Brano da leggere
*-*-*
Dal 04.06.2013 al 25.06.2013

Vi proponiamo il resoconto dell'ultimo incontro di 7x7 con la straordinaria architetto siciliano. La passione rigorosa nel controllo del processo di progettazione attraverso 3 esempi di architettura felice

Ultimo incontro di 7x7, ciclo dedicato al dialogo tra 7 architetti di caratura europea e 7 architetti milanesi, in cui la presentazione dell’opera dei primi attraverso le domande dei secondi vuole essere stimolo a coinvolgere l’esperienza e le domande del pubblico. 
Un modo per confrontarsi attraverso esempi del fare, con scrupolo, nel quotidiano del nostro mestiere.

Organizzato dalla Fondazione dell’Ordine con la collaborazione di Federico Tranfa, a chiusura mercoledì 12 giugno si propone una tavola rotonda finale con i 7 discussant milanesi, che cercheranno insieme al pubblico di tirare le fila di quanto Ricardo Bak Gordon, Jonatan Sergison, Giacomo Borella, Cristoph Mayr Fingerle,  Kersten Geers, Pia Durisch e Aldo Nolli, Maria Giuseppina Grasso Cannizzo ci hanno mostrato e raccontato.

Di seguito un sintetico report dell’incontro con l’architetto siciliana che ha presentato 3 lavori con dovizia di dettagli soprattutto legati al processo progettuale.
Qui invece potete trovare il video dell’intera serata.


Mercoledì 29 maggio 2013 abbiamo avuto l’onore di ospitare presso la nostra sede l’architetto Maria Giuseppina Grasso Cannizzo. Siciliana di Vittoria, laureatasi nel 1974 a Roma, dove svolge attività di ricerca in materia di Restauro con il prof. Franco Minissi fino al 1980. Successivamente a Torino per Fiat Engineering si occupa del recupero di alcuni borghi in Basilicata. Dall’86 ritorna in sicilia, dove vive e lavora.
*-*-*
Dati grezzi
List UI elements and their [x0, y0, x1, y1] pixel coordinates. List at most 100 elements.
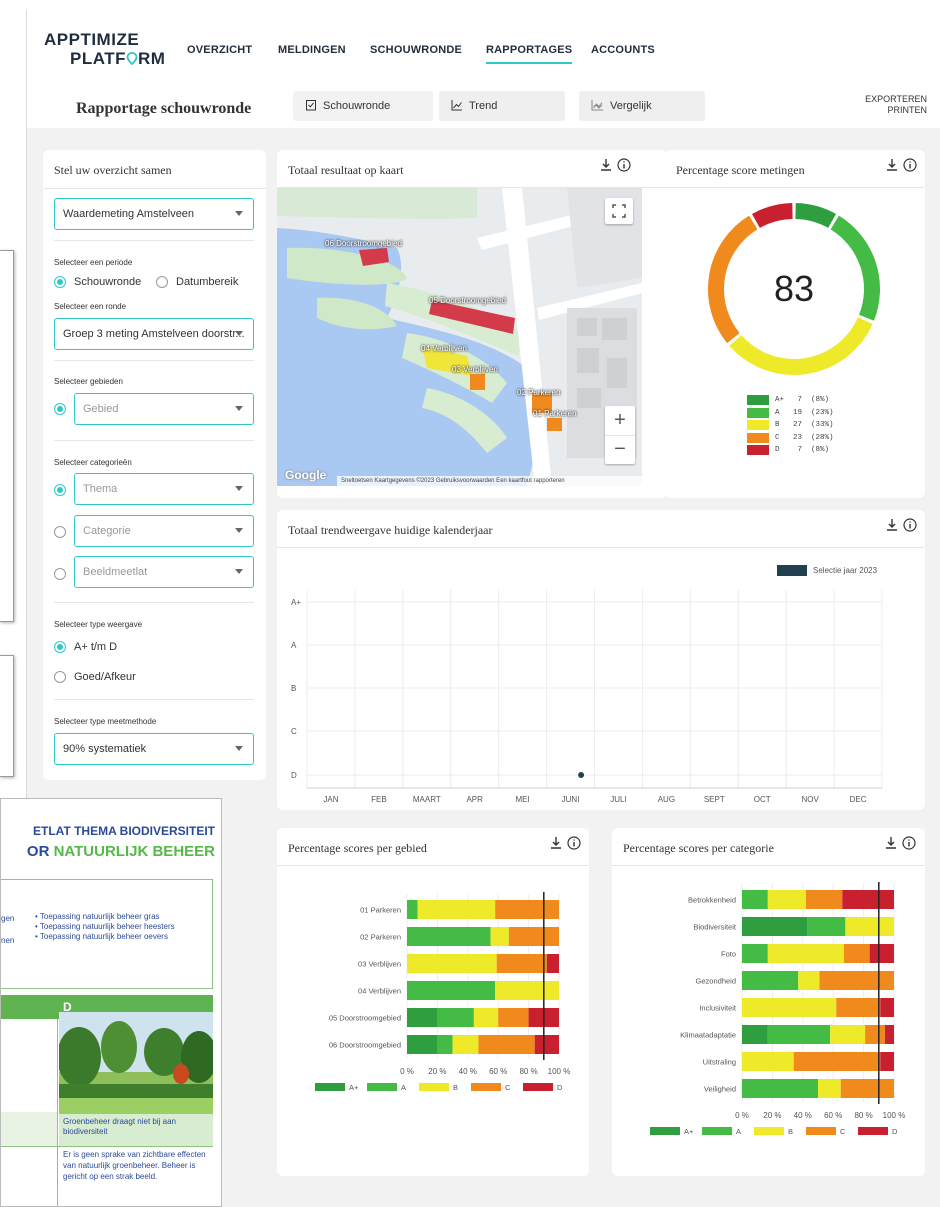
*-*-*
Esercizi da svolgere
1/ Riscrivi il brano sul ciclo 7x7 partendo da "Vi proponiamo il" e proseguendo fino a "domande del pubblico.", sostituendo "architetti" con "progettisti".
2/ Secondo il brano sul ciclo 7x7, in quale anno e in quale città si è laureata Maria Giuseppina Grasso Cannizzo?
I dati provengono da una fonte diversa.

Elenco soluzioni
1/
Vi proponiamo il resoconto dell'ultimo incontro di 7x7 con la straordinaria architetto siciliano. La passione rigorosa nel controllo del processo di progettazione attraverso 3 esempi di architettura felice

Ultimo incontro di 7x7, ciclo dedicato al dialogo tra 7 progettisti di caratura europea e 7 progettisti milanesi, in cui la presentazione dell’opera dei primi attraverso le domande dei secondi vuole essere stimolo a coinvolgere l’esperienza e le domande del pubblico.

2/ Si è laureata nel 1974 a Roma.